Extracted records —
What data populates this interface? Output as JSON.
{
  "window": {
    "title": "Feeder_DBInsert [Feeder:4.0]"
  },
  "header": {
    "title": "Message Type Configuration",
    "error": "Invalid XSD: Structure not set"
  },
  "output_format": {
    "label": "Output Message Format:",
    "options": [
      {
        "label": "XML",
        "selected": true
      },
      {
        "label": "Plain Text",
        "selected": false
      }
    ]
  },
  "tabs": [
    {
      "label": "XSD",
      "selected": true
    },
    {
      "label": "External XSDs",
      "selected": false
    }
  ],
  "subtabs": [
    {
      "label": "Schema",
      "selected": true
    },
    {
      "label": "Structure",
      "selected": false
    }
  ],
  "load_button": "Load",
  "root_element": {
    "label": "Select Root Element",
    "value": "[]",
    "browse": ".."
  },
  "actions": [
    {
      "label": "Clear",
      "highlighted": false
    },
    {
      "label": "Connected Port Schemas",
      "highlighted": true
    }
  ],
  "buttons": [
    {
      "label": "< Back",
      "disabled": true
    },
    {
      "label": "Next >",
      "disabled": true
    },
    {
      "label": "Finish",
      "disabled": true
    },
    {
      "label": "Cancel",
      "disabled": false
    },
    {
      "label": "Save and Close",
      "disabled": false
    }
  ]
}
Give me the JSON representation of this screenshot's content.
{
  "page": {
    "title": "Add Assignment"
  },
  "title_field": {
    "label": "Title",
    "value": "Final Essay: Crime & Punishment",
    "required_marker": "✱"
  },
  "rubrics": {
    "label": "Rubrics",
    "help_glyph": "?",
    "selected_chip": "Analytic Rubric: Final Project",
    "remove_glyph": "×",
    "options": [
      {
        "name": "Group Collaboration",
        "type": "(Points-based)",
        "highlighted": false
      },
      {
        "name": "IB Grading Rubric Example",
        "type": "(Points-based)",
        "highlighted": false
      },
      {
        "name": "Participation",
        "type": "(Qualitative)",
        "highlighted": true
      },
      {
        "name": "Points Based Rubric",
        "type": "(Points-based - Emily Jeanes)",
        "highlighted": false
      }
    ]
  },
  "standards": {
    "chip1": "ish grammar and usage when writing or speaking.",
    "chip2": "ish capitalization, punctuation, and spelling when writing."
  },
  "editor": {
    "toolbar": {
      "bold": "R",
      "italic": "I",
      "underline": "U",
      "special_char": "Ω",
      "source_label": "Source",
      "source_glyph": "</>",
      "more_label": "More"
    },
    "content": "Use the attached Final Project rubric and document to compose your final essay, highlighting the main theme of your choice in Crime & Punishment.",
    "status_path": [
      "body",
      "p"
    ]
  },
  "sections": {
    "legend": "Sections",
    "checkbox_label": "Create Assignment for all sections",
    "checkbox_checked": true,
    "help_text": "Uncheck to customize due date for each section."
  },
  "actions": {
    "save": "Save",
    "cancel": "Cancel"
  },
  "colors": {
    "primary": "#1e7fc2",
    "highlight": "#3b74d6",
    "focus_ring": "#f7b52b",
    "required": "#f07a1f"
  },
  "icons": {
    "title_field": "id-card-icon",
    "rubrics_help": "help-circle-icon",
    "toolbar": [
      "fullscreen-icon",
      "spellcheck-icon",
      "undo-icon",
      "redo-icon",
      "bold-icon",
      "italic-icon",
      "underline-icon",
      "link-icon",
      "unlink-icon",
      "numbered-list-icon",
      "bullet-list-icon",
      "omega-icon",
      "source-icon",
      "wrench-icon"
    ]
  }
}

Given task —
Without omitting anything, output the entries exactly.

Solved problem —
What data populates this interface? Output as JSON.
{
  "window": {
    "title": "Feeder_DBInsert [Feeder:4.0]"
  },
  "header": {
    "title": "Message Type Configuration",
    "error": "Invalid XSD: Structure not set"
  },
  "output_format": {
    "label": "Output Message Format:",
    "options": [
      {
        "label": "XML",
        "selected": true
      },
      {
        "label": "Plain Text",
        "selected": false
      }
    ]
  },
  "tabs": [
    {
      "label": "XSD",
      "selected": true
    },
    {
      "label": "External XSDs",
      "selected": false
    }
  ],
  "subtabs": [
    {
      "label": "Schema",
      "selected": true
    },
    {
      "label": "Structure",
      "selected": false
    }
  ],
  "load_button": "Load",
  "root_element": {
    "label": "Select Root Element",
    "value": "[]",
    "browse": ".."
  },
  "actions": [
    {
      "label": "Clear",
      "highlighted": false
    },
    {
      "label": "Connected Port Schemas",
      "highlighted": true
    }
  ],
  "buttons": [
    {
      "label": "< Back",
      "disabled": true
    },
    {
      "label": "Next >",
      "disabled": true
    },
    {
      "label": "Finish",
      "disabled": true
    },
    {
      "label": "Cancel",
      "disabled": false
    },
    {
      "label": "Save and Close",
      "disabled": false
    }
  ]
}
Give me the JSON representation of this screenshot's content.
{
  "page": {
    "title": "Add Assignment"
  },
  "title_field": {
    "label": "Title",
    "value": "Final Essay: Crime & Punishment",
    "required_marker": "✱"
  },
  "rubrics": {
    "label": "Rubrics",
    "help_glyph": "?",
    "selected_chip": "Analytic Rubric: Final Project",
    "remove_glyph": "×",
    "options": [
      {
        "name": "Group Collaboration",
        "type": "(Points-based)",
        "highlighted": false
      },
      {
        "name": "IB Grading Rubric Example",
        "type": "(Points-based)",
        "highlighted": false
      },
      {
        "name": "Participation",
        "type": "(Qualitative)",
        "highlighted": true
      },
      {
        "name": "Points Based Rubric",
        "type": "(Points-based - Emily Jeanes)",
        "highlighted": false
      }
    ]
  },
  "standards": {
    "chip1": "ish grammar and usage when writing or speaking.",
    "chip2": "ish capitalization, punctuation, and spelling when writing."
  },
  "editor": {
    "toolbar": {
      "bold": "R",
      "italic": "I",
      "underline": "U",
      "special_char": "Ω",
      "source_label": "Source",
      "source_glyph": "</>",
      "more_label": "More"
    },
    "content": "Use the attached Final Project rubric and document to compose your final essay, highlighting the main theme of your choice in Crime & Punishment.",
    "status_path": [
      "body",
      "p"
    ]
  },
  "sections": {
    "legend": "Sections",
    "checkbox_label": "Create Assignment for all sections",
    "checkbox_checked": true,
    "help_text": "Uncheck to customize due date for each section."
  },
  "actions": {
    "save": "Save",
    "cancel": "Cancel"
  },
  "colors": {
    "primary": "#1e7fc2",
    "highlight": "#3b74d6",
    "focus_ring": "#f7b52b",
    "required": "#f07a1f"
  },
  "icons": {
    "title_field": "id-card-icon",
    "rubrics_help": "help-circle-icon",
    "toolbar": [
      "fullscreen-icon",
      "spellcheck-icon",
      "undo-icon",
      "redo-icon",
      "bold-icon",
      "italic-icon",
      "underline-icon",
      "link-icon",
      "unlink-icon",
      "numbered-list-icon",
      "bullet-list-icon",
      "omega-icon",
      "source-icon",
      "wrench-icon"
    ]
  }
}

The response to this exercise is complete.